■ Passage to read

*** Block opens ***

Posted on • Originally published at ginexys.com

Web Components vs. Iframes: A Hard Lesson in DOM Isolation Barriers

TLDR

A custom element that fetched a canonical app's HTML and swapped document.body.innerHTML looked clean on the surface. It worked until it didn't: the swap raced with the existing app's event handlers, producing a tool that rendered correctly but did nothing. The correct pattern, an iframe pointing at the canonical URL with ?view=, was already in use by the VS Code extension. It took three weeks to apply the same answer to the web.


The Assumption That Seemed Reasonable

Ten SEO landing pages need unique <head> metadata but should load the same tool. A custom element that fetches the canonical tool HTML and injects it into the current page would deduplicate the tool code while keeping per-page metadata. One component, ten thin wrapper pages. Fewer moving parts.


How It Broke

The custom element ran document.body.innerHTML = canonicalBody.innerHTML. This replaced the body after the scripts that loaded the tool had already attached their event handlers to the original DOM.

The app init pattern was DOMContentLoaded → attach handlers → ready. After the innerHTML swap, the DOM the handlers were attached to was gone. The new DOM from the canonical body had no handlers attached. Sometimes the app's deferred script loaded against the old body and ran to completion. Sometimes it ran against the new body. Sometimes it ran twice. The outcome was non-deterministic.

*** Block closes ***

Collected data:

*** Block opens ***

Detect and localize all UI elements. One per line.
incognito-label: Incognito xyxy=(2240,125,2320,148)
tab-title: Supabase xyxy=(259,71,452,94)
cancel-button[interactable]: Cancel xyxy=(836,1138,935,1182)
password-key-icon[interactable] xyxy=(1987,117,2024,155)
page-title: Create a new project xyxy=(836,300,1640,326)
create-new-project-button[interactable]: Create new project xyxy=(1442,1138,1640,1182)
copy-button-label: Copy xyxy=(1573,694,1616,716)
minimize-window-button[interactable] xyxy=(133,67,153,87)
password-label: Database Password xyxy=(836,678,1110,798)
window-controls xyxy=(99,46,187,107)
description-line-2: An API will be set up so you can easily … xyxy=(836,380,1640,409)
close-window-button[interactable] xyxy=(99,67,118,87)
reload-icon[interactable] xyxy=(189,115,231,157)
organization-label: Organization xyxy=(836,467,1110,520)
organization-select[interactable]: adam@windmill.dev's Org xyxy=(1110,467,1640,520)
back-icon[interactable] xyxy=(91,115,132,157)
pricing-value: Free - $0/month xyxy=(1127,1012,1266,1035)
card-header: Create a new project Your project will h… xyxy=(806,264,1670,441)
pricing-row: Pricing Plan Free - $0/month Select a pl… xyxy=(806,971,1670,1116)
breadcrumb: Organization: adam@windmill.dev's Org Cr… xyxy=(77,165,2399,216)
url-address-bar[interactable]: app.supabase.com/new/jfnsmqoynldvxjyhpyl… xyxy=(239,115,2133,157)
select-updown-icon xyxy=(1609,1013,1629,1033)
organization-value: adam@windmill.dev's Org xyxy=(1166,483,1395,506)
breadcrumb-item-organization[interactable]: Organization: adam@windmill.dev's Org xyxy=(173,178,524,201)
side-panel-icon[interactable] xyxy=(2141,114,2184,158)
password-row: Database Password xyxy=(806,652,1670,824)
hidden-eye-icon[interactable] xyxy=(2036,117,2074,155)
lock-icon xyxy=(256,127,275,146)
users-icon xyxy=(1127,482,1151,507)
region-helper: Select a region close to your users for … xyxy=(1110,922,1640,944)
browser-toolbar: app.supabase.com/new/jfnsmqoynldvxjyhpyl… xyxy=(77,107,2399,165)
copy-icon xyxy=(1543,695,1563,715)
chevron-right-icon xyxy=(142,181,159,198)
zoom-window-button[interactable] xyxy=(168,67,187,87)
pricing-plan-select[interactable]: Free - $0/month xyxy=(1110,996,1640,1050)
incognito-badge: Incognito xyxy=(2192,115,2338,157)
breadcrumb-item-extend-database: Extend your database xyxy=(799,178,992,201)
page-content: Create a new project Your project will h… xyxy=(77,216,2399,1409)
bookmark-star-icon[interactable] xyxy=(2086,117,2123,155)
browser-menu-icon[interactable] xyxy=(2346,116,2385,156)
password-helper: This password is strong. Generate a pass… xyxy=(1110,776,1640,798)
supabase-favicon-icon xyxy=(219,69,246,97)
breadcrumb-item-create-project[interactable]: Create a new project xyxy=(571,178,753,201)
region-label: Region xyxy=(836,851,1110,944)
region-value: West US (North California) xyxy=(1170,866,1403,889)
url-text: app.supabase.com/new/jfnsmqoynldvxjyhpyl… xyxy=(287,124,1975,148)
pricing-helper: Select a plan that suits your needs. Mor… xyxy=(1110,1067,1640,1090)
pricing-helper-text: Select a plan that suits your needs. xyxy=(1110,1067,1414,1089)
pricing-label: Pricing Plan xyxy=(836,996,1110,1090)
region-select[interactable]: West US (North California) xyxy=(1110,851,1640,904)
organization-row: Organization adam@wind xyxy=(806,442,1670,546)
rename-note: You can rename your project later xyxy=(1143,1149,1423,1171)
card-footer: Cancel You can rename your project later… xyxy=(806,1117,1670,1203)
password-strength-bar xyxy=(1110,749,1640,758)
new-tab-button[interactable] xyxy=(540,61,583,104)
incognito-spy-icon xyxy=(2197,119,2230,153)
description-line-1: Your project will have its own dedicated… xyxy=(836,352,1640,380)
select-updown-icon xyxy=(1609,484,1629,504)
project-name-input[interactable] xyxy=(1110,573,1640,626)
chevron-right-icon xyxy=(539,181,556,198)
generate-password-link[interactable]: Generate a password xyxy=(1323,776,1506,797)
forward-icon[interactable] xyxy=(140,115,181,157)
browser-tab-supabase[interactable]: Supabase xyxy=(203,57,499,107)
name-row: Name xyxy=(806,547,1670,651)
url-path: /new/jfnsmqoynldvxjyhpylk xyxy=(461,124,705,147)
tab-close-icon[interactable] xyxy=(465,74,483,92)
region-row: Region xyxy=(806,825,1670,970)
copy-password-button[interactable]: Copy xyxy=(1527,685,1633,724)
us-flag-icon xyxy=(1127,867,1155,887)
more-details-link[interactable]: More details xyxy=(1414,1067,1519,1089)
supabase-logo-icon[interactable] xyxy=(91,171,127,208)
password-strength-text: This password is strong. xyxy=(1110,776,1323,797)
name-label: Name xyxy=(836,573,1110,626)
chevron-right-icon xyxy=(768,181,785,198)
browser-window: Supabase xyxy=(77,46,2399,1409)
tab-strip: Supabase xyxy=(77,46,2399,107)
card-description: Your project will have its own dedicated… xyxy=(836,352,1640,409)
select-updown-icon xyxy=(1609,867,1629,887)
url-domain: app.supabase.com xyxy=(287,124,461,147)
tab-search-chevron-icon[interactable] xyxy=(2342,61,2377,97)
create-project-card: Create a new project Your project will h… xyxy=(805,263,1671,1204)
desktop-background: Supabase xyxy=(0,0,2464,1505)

*** Block closes ***

■ What you need to do
**A.** Answer these questions about the passage on web components and iframes:
(i) How many SEO landing pages needed unique <head> metadata?
(ii) Which pattern was already in use by the VS Code extension?
(iii) What was the app init pattern?
**B.** Write the next part of the passage on web components and iframes, picking up after its final sentence.
The records have nothing to do with the text.

■ Answers for this exercise
**A.**
(i) Ten.
(ii) An iframe pointing at the canonical URL with ?view=.
(iii) DOMContentLoaded → attach handlers → ready.

**B.**
Symptoms: tabs switched. File dialogs opened. Buttons were visually interactive. But clicking "process file" extracted nothing. Clicking "export" produced nothing. Clicking a gated feature opened nothing. No console errors. Everything looked correct and did nothing.


Why It Was Hard to Find

The canonical URL was always used for testing. /tools/pdf-processor/ loaded fine, worked correctly, passed every test.

A Vite plugin had been added to redirect the root canonical URL to /editor/ to prevent a PDF.js worker from hitting the root URL and receiving HTML instead of JavaScript. This redirect routed all user traffic through the wrapper. The standalone test path stopped existing. The bug only appeared on the path users actually took, and that path looked correct visually.


What Was Thrown Away

Three web component files, 8KB of code. The approach was not wrong in principle. It was wrong for an app that does imperative DOM initialization. A custom element that injects static HTML into a page is fine. A custom element that injects a running app into a page, with scripts that have already begun attaching handlers, is not.

Also discarded: the assumption that "deduplicate HTML" means "inject HTML". Deduplication of a running app means isolation, not injection.


What Replaced It

Each SEO landing page became a thin HTML with unique metadata and a single full-viewport iframe:

<iframe src="/tools/pdf-processor/?view=editor"
        style="width:100%;height:100vh;border:none;"
        allow="..."></iframe>
Enter fullscreen mode Exit fullscreen mode

The canonical app loads inside its own document. Its scripts initialize against its own DOM. Nothing races. The ?view=editor query parameter activates the right tab. No DOM swap, no event handler collision.

The VS Code extension had been doing this correctly since the beginning: load the canonical index.html into a webview, inject a global for mode selection, let the app init normally. Three weeks later, the web followed the same pattern.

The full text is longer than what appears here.